→ **What this task involves**:
Omit the pictures, then write out every entry exactly as it reads.

→ **Stored records**:
* * * * *

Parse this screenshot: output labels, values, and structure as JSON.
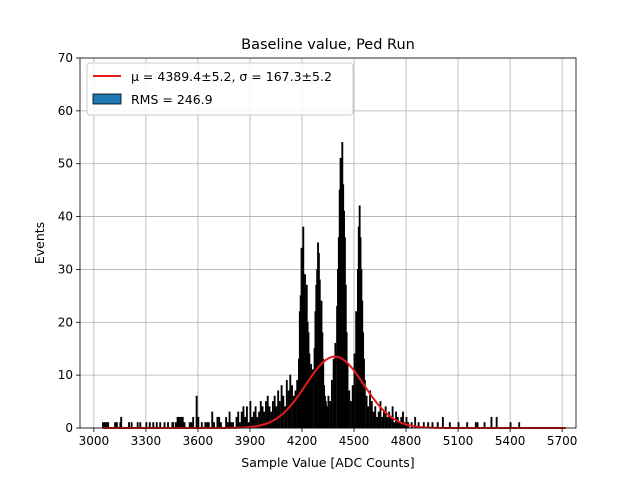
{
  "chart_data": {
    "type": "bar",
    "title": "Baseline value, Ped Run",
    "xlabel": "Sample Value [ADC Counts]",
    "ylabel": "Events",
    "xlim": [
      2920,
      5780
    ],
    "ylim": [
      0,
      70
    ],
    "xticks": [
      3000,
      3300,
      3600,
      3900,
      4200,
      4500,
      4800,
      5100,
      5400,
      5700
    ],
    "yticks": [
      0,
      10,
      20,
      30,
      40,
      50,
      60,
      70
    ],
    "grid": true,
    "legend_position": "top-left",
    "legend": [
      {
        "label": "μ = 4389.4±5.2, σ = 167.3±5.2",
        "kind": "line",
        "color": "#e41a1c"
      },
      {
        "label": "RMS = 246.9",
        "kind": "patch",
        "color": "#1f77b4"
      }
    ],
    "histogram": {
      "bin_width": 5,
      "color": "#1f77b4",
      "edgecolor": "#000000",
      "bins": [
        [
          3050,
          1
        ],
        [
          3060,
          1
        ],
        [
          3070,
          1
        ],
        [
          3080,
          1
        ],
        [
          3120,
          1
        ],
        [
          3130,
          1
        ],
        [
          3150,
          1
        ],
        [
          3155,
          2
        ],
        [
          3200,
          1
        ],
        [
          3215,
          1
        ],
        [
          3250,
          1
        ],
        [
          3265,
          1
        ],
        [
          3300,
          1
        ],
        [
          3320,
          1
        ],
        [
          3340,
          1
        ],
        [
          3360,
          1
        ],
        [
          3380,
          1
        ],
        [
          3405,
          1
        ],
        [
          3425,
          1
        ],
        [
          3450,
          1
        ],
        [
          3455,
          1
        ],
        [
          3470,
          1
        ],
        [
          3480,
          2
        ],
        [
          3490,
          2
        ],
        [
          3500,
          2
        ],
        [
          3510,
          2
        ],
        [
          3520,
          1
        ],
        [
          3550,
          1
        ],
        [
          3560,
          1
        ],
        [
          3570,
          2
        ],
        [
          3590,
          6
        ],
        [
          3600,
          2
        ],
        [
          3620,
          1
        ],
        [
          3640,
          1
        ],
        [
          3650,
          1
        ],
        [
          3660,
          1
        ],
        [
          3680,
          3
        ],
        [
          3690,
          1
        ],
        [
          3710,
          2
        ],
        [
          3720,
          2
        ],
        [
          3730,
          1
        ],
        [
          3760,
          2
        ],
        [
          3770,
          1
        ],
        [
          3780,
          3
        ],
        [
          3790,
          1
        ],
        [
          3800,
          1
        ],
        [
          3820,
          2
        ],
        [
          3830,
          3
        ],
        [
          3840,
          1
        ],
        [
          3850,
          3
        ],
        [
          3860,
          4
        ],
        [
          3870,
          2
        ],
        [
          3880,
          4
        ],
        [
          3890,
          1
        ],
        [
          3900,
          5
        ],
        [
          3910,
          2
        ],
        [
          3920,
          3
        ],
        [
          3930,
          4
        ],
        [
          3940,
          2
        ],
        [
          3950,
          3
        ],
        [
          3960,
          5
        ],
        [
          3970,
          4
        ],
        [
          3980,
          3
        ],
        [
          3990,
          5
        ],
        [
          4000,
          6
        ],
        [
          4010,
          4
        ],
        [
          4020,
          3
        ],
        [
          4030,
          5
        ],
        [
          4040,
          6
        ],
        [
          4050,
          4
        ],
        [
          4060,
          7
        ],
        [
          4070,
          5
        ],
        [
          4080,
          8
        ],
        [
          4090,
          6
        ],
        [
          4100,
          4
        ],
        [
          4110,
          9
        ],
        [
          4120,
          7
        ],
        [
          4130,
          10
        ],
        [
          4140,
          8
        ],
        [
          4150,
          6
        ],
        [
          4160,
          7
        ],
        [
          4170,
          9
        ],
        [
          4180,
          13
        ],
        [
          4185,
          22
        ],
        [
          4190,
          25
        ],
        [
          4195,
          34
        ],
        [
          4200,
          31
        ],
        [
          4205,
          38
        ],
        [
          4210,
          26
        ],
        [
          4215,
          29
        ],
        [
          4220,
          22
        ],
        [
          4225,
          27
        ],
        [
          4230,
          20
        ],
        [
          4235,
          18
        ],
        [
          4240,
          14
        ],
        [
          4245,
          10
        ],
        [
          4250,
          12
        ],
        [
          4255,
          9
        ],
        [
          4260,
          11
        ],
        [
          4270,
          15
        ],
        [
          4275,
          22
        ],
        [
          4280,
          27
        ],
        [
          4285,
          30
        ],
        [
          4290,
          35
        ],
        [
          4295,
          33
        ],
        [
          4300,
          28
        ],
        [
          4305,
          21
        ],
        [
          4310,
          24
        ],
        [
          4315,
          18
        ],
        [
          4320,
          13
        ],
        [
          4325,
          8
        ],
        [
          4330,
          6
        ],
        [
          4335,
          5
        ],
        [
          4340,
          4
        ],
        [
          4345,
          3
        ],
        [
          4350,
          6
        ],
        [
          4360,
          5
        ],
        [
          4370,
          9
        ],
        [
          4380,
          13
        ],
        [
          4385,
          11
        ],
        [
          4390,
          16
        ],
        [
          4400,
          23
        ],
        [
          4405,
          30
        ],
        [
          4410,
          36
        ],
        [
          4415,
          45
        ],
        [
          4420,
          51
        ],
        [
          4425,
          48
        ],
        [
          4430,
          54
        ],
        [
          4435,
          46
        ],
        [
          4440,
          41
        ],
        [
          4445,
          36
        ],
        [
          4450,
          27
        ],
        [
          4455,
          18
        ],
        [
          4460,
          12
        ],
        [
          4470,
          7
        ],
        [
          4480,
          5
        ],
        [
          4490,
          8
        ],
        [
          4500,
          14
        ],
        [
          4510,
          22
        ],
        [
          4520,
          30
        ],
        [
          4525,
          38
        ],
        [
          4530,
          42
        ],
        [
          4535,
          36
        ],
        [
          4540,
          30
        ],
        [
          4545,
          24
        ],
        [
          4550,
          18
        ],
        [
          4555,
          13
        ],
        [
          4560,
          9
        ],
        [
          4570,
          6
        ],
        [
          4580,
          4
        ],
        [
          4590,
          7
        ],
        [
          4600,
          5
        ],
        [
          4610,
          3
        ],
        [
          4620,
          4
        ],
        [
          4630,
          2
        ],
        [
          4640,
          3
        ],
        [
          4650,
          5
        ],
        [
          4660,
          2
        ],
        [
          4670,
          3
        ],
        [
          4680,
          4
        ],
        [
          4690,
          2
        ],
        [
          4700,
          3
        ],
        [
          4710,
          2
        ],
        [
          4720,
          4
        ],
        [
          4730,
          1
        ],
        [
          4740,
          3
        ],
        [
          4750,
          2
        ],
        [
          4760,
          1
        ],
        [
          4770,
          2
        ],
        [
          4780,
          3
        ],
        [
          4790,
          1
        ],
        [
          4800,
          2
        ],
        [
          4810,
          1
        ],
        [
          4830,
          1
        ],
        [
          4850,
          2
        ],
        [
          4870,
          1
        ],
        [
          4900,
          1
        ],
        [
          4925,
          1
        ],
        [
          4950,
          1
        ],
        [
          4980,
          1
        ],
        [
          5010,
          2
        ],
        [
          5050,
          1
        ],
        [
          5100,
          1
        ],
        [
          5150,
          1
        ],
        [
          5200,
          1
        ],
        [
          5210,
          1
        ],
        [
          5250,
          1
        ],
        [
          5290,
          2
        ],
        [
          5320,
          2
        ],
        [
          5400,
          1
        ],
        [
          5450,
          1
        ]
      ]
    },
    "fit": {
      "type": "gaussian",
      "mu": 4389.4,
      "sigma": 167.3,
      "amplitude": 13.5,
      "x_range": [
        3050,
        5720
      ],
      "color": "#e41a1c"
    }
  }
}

* * * * *

→ **Correct answer**:
Parse this screenshot: output labels, values, and structure as JSON.
{
  "chart_data": {
    "type": "bar",
    "title": "Baseline value, Ped Run",
    "xlabel": "Sample Value [ADC Counts]",
    "ylabel": "Events",
    "xlim": [
      2920,
      5780
    ],
    "ylim": [
      0,
      70
    ],
    "xticks": [
      3000,
      3300,
      3600,
      3900,
      4200,
      4500,
      4800,
      5100,
      5400,
      5700
    ],
    "yticks": [
      0,
      10,
      20,
      30,
      40,
      50,
      60,
      70
    ],
    "grid": true,
    "legend_position": "top-left",
    "legend": [
      {
        "label": "μ = 4389.4±5.2, σ = 167.3±5.2",
        "kind": "line",
        "color": "#e41a1c"
      },
      {
        "label": "RMS = 246.9",
        "kind": "patch",
        "color": "#1f77b4"
      }
    ],
    "histogram": {
      "bin_width": 5,
      "color": "#1f77b4",
      "edgecolor": "#000000",
      "bins": [
        [
          3050,
          1
        ],
        [
          3060,
          1
        ],
        [
          3070,
          1
        ],
        [
          3080,
          1
        ],
        [
          3120,
          1
        ],
        [
          3130,
          1
        ],
        [
          3150,
          1
        ],
        [
          3155,
          2
        ],
        [
          3200,
          1
        ],
        [
          3215,
          1
        ],
        [
          3250,
          1
        ],
        [
          3265,
          1
        ],
        [
          3300,
          1
        ],
        [
          3320,
          1
        ],
        [
          3340,
          1
        ],
        [
          3360,
          1
        ],
        [
          3380,
          1
        ],
        [
          3405,
          1
        ],
        [
          3425,
          1
        ],
        [
          3450,
          1
        ],
        [
          3455,
          1
        ],
        [
          3470,
          1
        ],
        [
          3480,
          2
        ],
        [
          3490,
          2
        ],
        [
          3500,
          2
        ],
        [
          3510,
          2
        ],
        [
          3520,
          1
        ],
        [
          3550,
          1
        ],
        [
          3560,
          1
        ],
        [
          3570,
          2
        ],
        [
          3590,
          6
        ],
        [
          3600,
          2
        ],
        [
          3620,
          1
        ],
        [
          3640,
          1
        ],
        [
          3650,
          1
        ],
        [
          3660,
          1
        ],
        [
          3680,
          3
        ],
        [
          3690,
          1
        ],
        [
          3710,
          2
        ],
        [
          3720,
          2
        ],
        [
          3730,
          1
        ],
        [
          3760,
          2
        ],
        [
          3770,
          1
        ],
        [
          3780,
          3
        ],
        [
          3790,
          1
        ],
        [
          3800,
          1
        ],
        [
          3820,
          2
        ],
        [
          3830,
          3
        ],
        [
          3840,
          1
        ],
        [
          3850,
          3
        ],
        [
          3860,
          4
        ],
        [
          3870,
          2
        ],
        [
          3880,
          4
        ],
        [
          3890,
          1
        ],
        [
          3900,
          5
        ],
        [
          3910,
          2
        ],
        [
          3920,
          3
        ],
        [
          3930,
          4
        ],
        [
          3940,
          2
        ],
        [
          3950,
          3
        ],
        [
          3960,
          5
        ],
        [
          3970,
          4
        ],
        [
          3980,
          3
        ],
        [
          3990,
          5
        ],
        [
          4000,
          6
        ],
        [
          4010,
          4
        ],
        [
          4020,
          3
        ],
        [
          4030,
          5
        ],
        [
          4040,
          6
        ],
        [
          4050,
          4
        ],
        [
          4060,
          7
        ],
        [
          4070,
          5
        ],
        [
          4080,
          8
        ],
        [
          4090,
          6
        ],
        [
          4100,
          4
        ],
        [
          4110,
          9
        ],
        [
          4120,
          7
        ],
        [
          4130,
          10
        ],
        [
          4140,
          8
        ],
        [
          4150,
          6
        ],
        [
          4160,
          7
        ],
        [
          4170,
          9
        ],
        [
          4180,
          13
        ],
        [
          4185,
          22
        ],
        [
          4190,
          25
        ],
        [
          4195,
          34
        ],
        [
          4200,
          31
        ],
        [
          4205,
          38
        ],
        [
          4210,
          26
        ],
        [
          4215,
          29
        ],
        [
          4220,
          22
        ],
        [
          4225,
          27
        ],
        [
          4230,
          20
        ],
        [
          4235,
          18
        ],
        [
          4240,
          14
        ],
        [
          4245,
          10
        ],
        [
          4250,
          12
        ],
        [
          4255,
          9
        ],
        [
          4260,
          11
        ],
        [
          4270,
          15
        ],
        [
          4275,
          22
        ],
        [
          4280,
          27
        ],
        [
          4285,
          30
        ],
        [
          4290,
          35
        ],
        [
          4295,
          33
        ],
        [
          4300,
          28
        ],
        [
          4305,
          21
        ],
        [
          4310,
          24
        ],
        [
          4315,
          18
        ],
        [
          4320,
          13
        ],
        [
          4325,
          8
        ],
        [
          4330,
          6
        ],
        [
          4335,
          5
        ],
        [
          4340,
          4
        ],
        [
          4345,
          3
        ],
        [
          4350,
          6
        ],
        [
          4360,
          5
        ],
        [
          4370,
          9
        ],
        [
          4380,
          13
        ],
        [
          4385,
          11
        ],
        [
          4390,
          16
        ],
        [
          4400,
          23
        ],
        [
          4405,
          30
        ],
        [
          4410,
          36
        ],
        [
          4415,
          45
        ],
        [
          4420,
          51
        ],
        [
          4425,
          48
        ],
        [
          4430,
          54
        ],
        [
          4435,
          46
        ],
        [
          4440,
          41
        ],
        [
          4445,
          36
        ],
        [
          4450,
          27
        ],
        [
          4455,
          18
        ],
        [
          4460,
          12
        ],
        [
          4470,
          7
        ],
        [
          4480,
          5
        ],
        [
          4490,
          8
        ],
        [
          4500,
          14
        ],
        [
          4510,
          22
        ],
        [
          4520,
          30
        ],
        [
          4525,
          38
        ],
        [
          4530,
          42
        ],
        [
          4535,
          36
        ],
        [
          4540,
          30
        ],
        [
          4545,
          24
        ],
        [
          4550,
          18
        ],
        [
          4555,
          13
        ],
        [
          4560,
          9
        ],
        [
          4570,
          6
        ],
        [
          4580,
          4
        ],
        [
          4590,
          7
        ],
        [
          4600,
          5
        ],
        [
          4610,
          3
        ],
        [
          4620,
          4
        ],
        [
          4630,
          2
        ],
        [
          4640,
          3
        ],
        [
          4650,
          5
        ],
        [
          4660,
          2
        ],
        [
          4670,
          3
        ],
        [
          4680,
          4
        ],
        [
          4690,
          2
        ],
        [
          4700,
          3
        ],
        [
          4710,
          2
        ],
        [
          4720,
          4
        ],
        [
          4730,
          1
        ],
        [
          4740,
          3
        ],
        [
          4750,
          2
        ],
        [
          4760,
          1
        ],
        [
          4770,
          2
        ],
        [
          4780,
          3
        ],
        [
          4790,
          1
        ],
        [
          4800,
          2
        ],
        [
          4810,
          1
        ],
        [
          4830,
          1
        ],
        [
          4850,
          2
        ],
        [
          4870,
          1
        ],
        [
          4900,
          1
        ],
        [
          4925,
          1
        ],
        [
          4950,
          1
        ],
        [
          4980,
          1
        ],
        [
          5010,
          2
        ],
        [
          5050,
          1
        ],
        [
          5100,
          1
        ],
        [
          5150,
          1
        ],
        [
          5200,
          1
        ],
        [
          5210,
          1
        ],
        [
          5250,
          1
        ],
        [
          5290,
          2
        ],
        [
          5320,
          2
        ],
        [
          5400,
          1
        ],
        [
          5450,
          1
        ]
      ]
    },
    "fit": {
      "type": "gaussian",
      "mu": 4389.4,
      "sigma": 167.3,
      "amplitude": 13.5,
      "x_range": [
        3050,
        5720
      ],
      "color": "#e41a1c"
    }
  }
}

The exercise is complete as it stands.